§ **RECORDS SHOWN**:
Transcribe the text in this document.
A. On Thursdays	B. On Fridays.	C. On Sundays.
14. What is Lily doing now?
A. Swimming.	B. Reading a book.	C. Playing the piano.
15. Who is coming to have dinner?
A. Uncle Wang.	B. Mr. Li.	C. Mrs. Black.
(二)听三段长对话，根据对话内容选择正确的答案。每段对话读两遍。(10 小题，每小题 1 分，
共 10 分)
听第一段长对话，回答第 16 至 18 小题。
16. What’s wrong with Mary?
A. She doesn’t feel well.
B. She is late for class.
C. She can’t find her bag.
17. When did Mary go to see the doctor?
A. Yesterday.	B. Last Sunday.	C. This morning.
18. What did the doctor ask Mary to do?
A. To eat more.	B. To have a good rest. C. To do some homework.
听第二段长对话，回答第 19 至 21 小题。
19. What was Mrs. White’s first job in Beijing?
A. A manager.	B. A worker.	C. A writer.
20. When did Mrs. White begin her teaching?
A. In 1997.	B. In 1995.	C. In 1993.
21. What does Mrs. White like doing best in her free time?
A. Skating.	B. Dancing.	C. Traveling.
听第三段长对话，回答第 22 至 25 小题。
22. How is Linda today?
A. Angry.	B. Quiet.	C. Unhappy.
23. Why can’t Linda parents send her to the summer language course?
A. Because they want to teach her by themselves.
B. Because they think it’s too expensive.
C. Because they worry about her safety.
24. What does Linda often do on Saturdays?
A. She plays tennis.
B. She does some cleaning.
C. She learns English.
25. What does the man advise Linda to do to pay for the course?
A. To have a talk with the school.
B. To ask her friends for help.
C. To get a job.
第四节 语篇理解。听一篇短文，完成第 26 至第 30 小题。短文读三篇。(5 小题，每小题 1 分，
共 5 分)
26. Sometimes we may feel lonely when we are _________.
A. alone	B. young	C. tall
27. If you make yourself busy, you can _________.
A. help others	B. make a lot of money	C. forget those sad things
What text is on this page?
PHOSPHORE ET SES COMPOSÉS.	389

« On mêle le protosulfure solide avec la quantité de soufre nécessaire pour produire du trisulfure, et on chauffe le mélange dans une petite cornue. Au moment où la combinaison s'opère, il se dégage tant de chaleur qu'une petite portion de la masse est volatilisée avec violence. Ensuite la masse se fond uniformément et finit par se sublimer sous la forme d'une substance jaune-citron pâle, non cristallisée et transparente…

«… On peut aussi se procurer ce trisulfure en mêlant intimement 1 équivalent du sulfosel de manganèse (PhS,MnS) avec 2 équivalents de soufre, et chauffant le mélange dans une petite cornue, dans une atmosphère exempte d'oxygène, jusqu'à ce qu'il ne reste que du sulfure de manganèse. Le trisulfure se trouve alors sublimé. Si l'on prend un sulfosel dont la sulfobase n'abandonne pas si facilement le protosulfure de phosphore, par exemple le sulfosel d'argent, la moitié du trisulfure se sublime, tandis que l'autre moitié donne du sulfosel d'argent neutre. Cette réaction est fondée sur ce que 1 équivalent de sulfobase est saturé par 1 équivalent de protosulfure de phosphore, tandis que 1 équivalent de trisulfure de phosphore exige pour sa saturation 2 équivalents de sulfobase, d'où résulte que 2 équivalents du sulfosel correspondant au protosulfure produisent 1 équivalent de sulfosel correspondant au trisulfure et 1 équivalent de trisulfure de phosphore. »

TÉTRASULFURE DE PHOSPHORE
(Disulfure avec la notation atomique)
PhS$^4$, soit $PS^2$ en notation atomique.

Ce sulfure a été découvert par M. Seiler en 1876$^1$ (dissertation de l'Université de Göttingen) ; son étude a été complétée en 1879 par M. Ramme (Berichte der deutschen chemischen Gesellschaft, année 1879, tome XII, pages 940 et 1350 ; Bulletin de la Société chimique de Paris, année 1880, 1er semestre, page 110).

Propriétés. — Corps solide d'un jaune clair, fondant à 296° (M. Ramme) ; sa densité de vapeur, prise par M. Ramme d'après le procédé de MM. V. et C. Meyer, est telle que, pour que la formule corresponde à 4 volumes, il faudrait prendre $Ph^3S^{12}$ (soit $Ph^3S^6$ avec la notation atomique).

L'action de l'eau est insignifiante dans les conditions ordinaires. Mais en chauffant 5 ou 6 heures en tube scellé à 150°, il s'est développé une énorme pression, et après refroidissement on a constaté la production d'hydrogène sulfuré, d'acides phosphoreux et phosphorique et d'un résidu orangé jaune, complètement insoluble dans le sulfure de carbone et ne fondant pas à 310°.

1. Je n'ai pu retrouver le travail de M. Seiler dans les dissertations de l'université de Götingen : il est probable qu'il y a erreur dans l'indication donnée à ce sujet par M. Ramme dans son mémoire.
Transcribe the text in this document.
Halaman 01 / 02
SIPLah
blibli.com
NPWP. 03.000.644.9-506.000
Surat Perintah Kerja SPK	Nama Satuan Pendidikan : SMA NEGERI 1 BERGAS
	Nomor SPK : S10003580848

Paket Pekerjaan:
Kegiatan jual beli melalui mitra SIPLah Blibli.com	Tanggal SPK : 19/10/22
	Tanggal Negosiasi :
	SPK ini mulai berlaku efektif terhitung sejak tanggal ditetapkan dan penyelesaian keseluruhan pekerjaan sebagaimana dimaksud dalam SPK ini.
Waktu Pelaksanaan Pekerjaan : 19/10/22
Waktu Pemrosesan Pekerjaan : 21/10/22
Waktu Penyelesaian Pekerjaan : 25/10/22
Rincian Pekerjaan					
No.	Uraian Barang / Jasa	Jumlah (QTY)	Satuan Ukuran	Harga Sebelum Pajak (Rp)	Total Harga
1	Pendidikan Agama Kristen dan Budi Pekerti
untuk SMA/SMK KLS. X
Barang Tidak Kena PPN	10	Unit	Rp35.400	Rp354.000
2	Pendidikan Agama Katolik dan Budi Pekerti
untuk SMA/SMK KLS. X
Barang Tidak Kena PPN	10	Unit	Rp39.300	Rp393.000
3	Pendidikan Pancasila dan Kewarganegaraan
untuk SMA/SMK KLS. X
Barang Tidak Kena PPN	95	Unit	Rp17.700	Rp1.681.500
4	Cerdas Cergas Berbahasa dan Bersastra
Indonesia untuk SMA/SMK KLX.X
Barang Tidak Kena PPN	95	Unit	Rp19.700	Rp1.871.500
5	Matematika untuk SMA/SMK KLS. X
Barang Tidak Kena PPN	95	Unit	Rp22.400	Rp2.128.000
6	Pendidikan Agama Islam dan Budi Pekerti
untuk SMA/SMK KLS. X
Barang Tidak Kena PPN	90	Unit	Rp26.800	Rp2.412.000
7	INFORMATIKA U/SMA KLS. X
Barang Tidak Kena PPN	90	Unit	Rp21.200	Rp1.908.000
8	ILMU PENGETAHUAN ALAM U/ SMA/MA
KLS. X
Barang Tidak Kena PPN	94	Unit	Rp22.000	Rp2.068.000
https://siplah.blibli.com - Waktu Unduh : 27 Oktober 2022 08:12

§ **YOUR INSTRUCTIONS**: Return every record above exactly as it appears.

§ **THE REPLY**:
Transcribe the text in this document.
A. On Thursdays	B. On Fridays.	C. On Sundays.
14. What is Lily doing now?
A. Swimming.	B. Reading a book.	C. Playing the piano.
15. Who is coming to have dinner?
A. Uncle Wang.	B. Mr. Li.	C. Mrs. Black.
(二)听三段长对话，根据对话内容选择正确的答案。每段对话读两遍。(10 小题，每小题 1 分，
共 10 分)
听第一段长对话，回答第 16 至 18 小题。
16. What’s wrong with Mary?
A. She doesn’t feel well.
B. She is late for class.
C. She can’t find her bag.
17. When did Mary go to see the doctor?
A. Yesterday.	B. Last Sunday.	C. This morning.
18. What did the doctor ask Mary to do?
A. To eat more.	B. To have a good rest. C. To do some homework.
听第二段长对话，回答第 19 至 21 小题。
19. What was Mrs. White’s first job in Beijing?
A. A manager.	B. A worker.	C. A writer.
20. When did Mrs. White begin her teaching?
A. In 1997.	B. In 1995.	C. In 1993.
21. What does Mrs. White like doing best in her free time?
A. Skating.	B. Dancing.	C. Traveling.
听第三段长对话，回答第 22 至 25 小题。
22. How is Linda today?
A. Angry.	B. Quiet.	C. Unhappy.
23. Why can’t Linda parents send her to the summer language course?
A. Because they want to teach her by themselves.
B. Because they think it’s too expensive.
C. Because they worry about her safety.
24. What does Linda often do on Saturdays?
A. She plays tennis.
B. She does some cleaning.
C. She learns English.
25. What does the man advise Linda to do to pay for the course?
A. To have a talk with the school.
B. To ask her friends for help.
C. To get a job.
第四节 语篇理解。听一篇短文，完成第 26 至第 30 小题。短文读三篇。(5 小题，每小题 1 分，
共 5 分)
26. Sometimes we may feel lonely when we are _________.
A. alone	B. young	C. tall
27. If you make yourself busy, you can _________.
A. help others	B. make a lot of money	C. forget those sad things
What text is on this page?
PHOSPHORE ET SES COMPOSÉS.	389

« On mêle le protosulfure solide avec la quantité de soufre nécessaire pour produire du trisulfure, et on chauffe le mélange dans une petite cornue. Au moment où la combinaison s'opère, il se dégage tant de chaleur qu'une petite portion de la masse est volatilisée avec violence. Ensuite la masse se fond uniformément et finit par se sublimer sous la forme d'une substance jaune-citron pâle, non cristallisée et transparente…

«… On peut aussi se procurer ce trisulfure en mêlant intimement 1 équivalent du sulfosel de manganèse (PhS,MnS) avec 2 équivalents de soufre, et chauffant le mélange dans une petite cornue, dans une atmosphère exempte d'oxygène, jusqu'à ce qu'il ne reste que du sulfure de manganèse. Le trisulfure se trouve alors sublimé. Si l'on prend un sulfosel dont la sulfobase n'abandonne pas si facilement le protosulfure de phosphore, par exemple le sulfosel d'argent, la moitié du trisulfure se sublime, tandis que l'autre moitié donne du sulfosel d'argent neutre. Cette réaction est fondée sur ce que 1 équivalent de sulfobase est saturé par 1 équivalent de protosulfure de phosphore, tandis que 1 équivalent de trisulfure de phosphore exige pour sa saturation 2 équivalents de sulfobase, d'où résulte que 2 équivalents du sulfosel correspondant au protosulfure produisent 1 équivalent de sulfosel correspondant au trisulfure et 1 équivalent de trisulfure de phosphore. »

TÉTRASULFURE DE PHOSPHORE
(Disulfure avec la notation atomique)
PhS$^4$, soit $PS^2$ en notation atomique.

Ce sulfure a été découvert par M. Seiler en 1876$^1$ (dissertation de l'Université de Göttingen) ; son étude a été complétée en 1879 par M. Ramme (Berichte der deutschen chemischen Gesellschaft, année 1879, tome XII, pages 940 et 1350 ; Bulletin de la Société chimique de Paris, année 1880, 1er semestre, page 110).

Propriétés. — Corps solide d'un jaune clair, fondant à 296° (M. Ramme) ; sa densité de vapeur, prise par M. Ramme d'après le procédé de MM. V. et C. Meyer, est telle que, pour que la formule corresponde à 4 volumes, il faudrait prendre $Ph^3S^{12}$ (soit $Ph^3S^6$ avec la notation atomique).

L'action de l'eau est insignifiante dans les conditions ordinaires. Mais en chauffant 5 ou 6 heures en tube scellé à 150°, il s'est développé une énorme pression, et après refroidissement on a constaté la production d'hydrogène sulfuré, d'acides phosphoreux et phosphorique et d'un résidu orangé jaune, complètement insoluble dans le sulfure de carbone et ne fondant pas à 310°.

1. Je n'ai pu retrouver le travail de M. Seiler dans les dissertations de l'université de Götingen : il est probable qu'il y a erreur dans l'indication donnée à ce sujet par M. Ramme dans son mémoire.
Transcribe the text in this document.
Halaman 01 / 02
SIPLah
blibli.com
NPWP. 03.000.644.9-506.000
Surat Perintah Kerja SPK	Nama Satuan Pendidikan : SMA NEGERI 1 BERGAS
	Nomor SPK : S10003580848

Paket Pekerjaan:
Kegiatan jual beli melalui mitra SIPLah Blibli.com	Tanggal SPK : 19/10/22
	Tanggal Negosiasi :
	SPK ini mulai berlaku efektif terhitung sejak tanggal ditetapkan dan penyelesaian keseluruhan pekerjaan sebagaimana dimaksud dalam SPK ini.
Waktu Pelaksanaan Pekerjaan : 19/10/22
Waktu Pemrosesan Pekerjaan : 21/10/22
Waktu Penyelesaian Pekerjaan : 25/10/22
Rincian Pekerjaan					
No.	Uraian Barang / Jasa	Jumlah (QTY)	Satuan Ukuran	Harga Sebelum Pajak (Rp)	Total Harga
1	Pendidikan Agama Kristen dan Budi Pekerti
untuk SMA/SMK KLS. X
Barang Tidak Kena PPN	10	Unit	Rp35.400	Rp354.000
2	Pendidikan Agama Katolik dan Budi Pekerti
untuk SMA/SMK KLS. X
Barang Tidak Kena PPN	10	Unit	Rp39.300	Rp393.000
3	Pendidikan Pancasila dan Kewarganegaraan
untuk SMA/SMK KLS. X
Barang Tidak Kena PPN	95	Unit	Rp17.700	Rp1.681.500
4	Cerdas Cergas Berbahasa dan Bersastra
Indonesia untuk SMA/SMK KLX.X
Barang Tidak Kena PPN	95	Unit	Rp19.700	Rp1.871.500
5	Matematika untuk SMA/SMK KLS. X
Barang Tidak Kena PPN	95	Unit	Rp22.400	Rp2.128.000
6	Pendidikan Agama Islam dan Budi Pekerti
untuk SMA/SMK KLS. X
Barang Tidak Kena PPN	90	Unit	Rp26.800	Rp2.412.000
7	INFORMATIKA U/SMA KLS. X
Barang Tidak Kena PPN	90	Unit	Rp21.200	Rp1.908.000
8	ILMU PENGETAHUAN ALAM U/ SMA/MA
KLS. X
Barang Tidak Kena PPN	94	Unit	Rp22.000	Rp2.068.000
https://siplah.blibli.com - Waktu Unduh : 27 Oktober 2022 08:12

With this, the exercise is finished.